ASSIGNMENT: Reproduce all of the data that follows, character for character.

───── RECORDED INFORMATION

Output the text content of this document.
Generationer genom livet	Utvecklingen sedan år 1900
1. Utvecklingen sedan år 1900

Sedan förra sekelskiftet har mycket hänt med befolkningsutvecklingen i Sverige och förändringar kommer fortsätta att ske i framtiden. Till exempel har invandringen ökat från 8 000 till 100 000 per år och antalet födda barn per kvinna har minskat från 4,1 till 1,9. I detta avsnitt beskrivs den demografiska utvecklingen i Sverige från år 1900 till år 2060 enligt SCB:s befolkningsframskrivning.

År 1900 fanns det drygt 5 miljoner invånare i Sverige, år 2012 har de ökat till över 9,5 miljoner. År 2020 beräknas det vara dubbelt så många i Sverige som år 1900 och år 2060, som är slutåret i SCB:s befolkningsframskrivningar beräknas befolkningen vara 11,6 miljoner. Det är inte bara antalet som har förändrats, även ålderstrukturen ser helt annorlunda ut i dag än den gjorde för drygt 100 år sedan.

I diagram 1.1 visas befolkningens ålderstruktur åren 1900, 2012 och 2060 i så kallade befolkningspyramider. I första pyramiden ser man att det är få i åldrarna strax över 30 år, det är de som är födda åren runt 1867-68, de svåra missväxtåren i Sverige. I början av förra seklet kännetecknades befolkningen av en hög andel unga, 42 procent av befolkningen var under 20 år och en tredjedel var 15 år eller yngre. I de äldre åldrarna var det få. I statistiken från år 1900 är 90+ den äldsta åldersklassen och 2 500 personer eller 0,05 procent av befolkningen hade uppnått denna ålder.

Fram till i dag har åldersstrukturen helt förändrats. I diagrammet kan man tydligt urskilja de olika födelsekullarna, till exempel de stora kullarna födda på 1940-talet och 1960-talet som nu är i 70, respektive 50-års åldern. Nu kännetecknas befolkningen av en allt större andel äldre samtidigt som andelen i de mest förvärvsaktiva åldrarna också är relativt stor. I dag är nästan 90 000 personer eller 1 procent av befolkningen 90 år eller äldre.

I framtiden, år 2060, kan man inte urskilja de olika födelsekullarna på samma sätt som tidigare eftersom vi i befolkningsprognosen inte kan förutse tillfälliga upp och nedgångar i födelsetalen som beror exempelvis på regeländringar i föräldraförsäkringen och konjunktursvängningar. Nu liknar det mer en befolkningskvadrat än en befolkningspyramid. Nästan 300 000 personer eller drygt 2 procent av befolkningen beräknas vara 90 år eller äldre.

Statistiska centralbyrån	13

──────────

ANSWER BELOW:
Output the text content of this document.
Generationer genom livet	Utvecklingen sedan år 1900
1. Utvecklingen sedan år 1900

Sedan förra sekelskiftet har mycket hänt med befolkningsutvecklingen i Sverige och förändringar kommer fortsätta att ske i framtiden. Till exempel har invandringen ökat från 8 000 till 100 000 per år och antalet födda barn per kvinna har minskat från 4,1 till 1,9. I detta avsnitt beskrivs den demografiska utvecklingen i Sverige från år 1900 till år 2060 enligt SCB:s befolkningsframskrivning.

År 1900 fanns det drygt 5 miljoner invånare i Sverige, år 2012 har de ökat till över 9,5 miljoner. År 2020 beräknas det vara dubbelt så många i Sverige som år 1900 och år 2060, som är slutåret i SCB:s befolkningsframskrivningar beräknas befolkningen vara 11,6 miljoner. Det är inte bara antalet som har förändrats, även ålderstrukturen ser helt annorlunda ut i dag än den gjorde för drygt 100 år sedan.

I diagram 1.1 visas befolkningens ålderstruktur åren 1900, 2012 och 2060 i så kallade befolkningspyramider. I första pyramiden ser man att det är få i åldrarna strax över 30 år, det är de som är födda åren runt 1867-68, de svåra missväxtåren i Sverige. I början av förra seklet kännetecknades befolkningen av en hög andel unga, 42 procent av befolkningen var under 20 år och en tredjedel var 15 år eller yngre. I de äldre åldrarna var det få. I statistiken från år 1900 är 90+ den äldsta åldersklassen och 2 500 personer eller 0,05 procent av befolkningen hade uppnått denna ålder.

Fram till i dag har åldersstrukturen helt förändrats. I diagrammet kan man tydligt urskilja de olika födelsekullarna, till exempel de stora kullarna födda på 1940-talet och 1960-talet som nu är i 70, respektive 50-års åldern. Nu kännetecknas befolkningen av en allt större andel äldre samtidigt som andelen i de mest förvärvsaktiva åldrarna också är relativt stor. I dag är nästan 90 000 personer eller 1 procent av befolkningen 90 år eller äldre.

I framtiden, år 2060, kan man inte urskilja de olika födelsekullarna på samma sätt som tidigare eftersom vi i befolkningsprognosen inte kan förutse tillfälliga upp och nedgångar i födelsetalen som beror exempelvis på regeländringar i föräldraförsäkringen och konjunktursvängningar. Nu liknar det mer en befolkningskvadrat än en befolkningspyramid. Nästan 300 000 personer eller drygt 2 procent av befolkningen beräknas vara 90 år eller äldre.

Statistiska centralbyrån	13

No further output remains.